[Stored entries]
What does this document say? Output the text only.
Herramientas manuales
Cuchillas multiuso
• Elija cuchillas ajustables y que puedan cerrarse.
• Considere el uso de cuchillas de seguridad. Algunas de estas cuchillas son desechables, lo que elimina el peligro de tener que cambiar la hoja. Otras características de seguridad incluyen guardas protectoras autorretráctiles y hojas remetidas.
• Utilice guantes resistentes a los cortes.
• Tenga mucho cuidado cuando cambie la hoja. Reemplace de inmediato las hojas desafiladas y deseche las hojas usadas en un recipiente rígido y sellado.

---

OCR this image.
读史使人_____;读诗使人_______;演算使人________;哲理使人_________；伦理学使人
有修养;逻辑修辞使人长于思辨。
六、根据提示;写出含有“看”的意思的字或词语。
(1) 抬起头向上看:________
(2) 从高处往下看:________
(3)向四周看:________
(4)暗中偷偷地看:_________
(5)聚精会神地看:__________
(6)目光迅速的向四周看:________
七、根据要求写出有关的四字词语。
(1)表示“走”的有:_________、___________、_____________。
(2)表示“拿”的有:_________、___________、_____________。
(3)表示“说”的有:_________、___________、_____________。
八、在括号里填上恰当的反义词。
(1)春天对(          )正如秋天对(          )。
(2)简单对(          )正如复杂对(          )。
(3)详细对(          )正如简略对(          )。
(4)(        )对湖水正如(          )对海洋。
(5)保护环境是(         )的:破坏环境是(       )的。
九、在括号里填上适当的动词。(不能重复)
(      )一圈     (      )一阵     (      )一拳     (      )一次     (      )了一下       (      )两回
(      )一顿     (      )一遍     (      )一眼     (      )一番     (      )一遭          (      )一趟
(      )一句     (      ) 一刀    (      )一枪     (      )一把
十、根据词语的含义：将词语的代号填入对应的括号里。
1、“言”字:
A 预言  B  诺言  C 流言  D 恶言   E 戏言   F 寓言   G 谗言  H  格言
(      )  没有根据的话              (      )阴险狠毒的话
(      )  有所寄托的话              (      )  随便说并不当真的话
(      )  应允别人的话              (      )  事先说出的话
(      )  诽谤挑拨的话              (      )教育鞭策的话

What is being asked: Across the preceding material, how many lines contain the word "hoja"? State the number alone.

Final answer: 2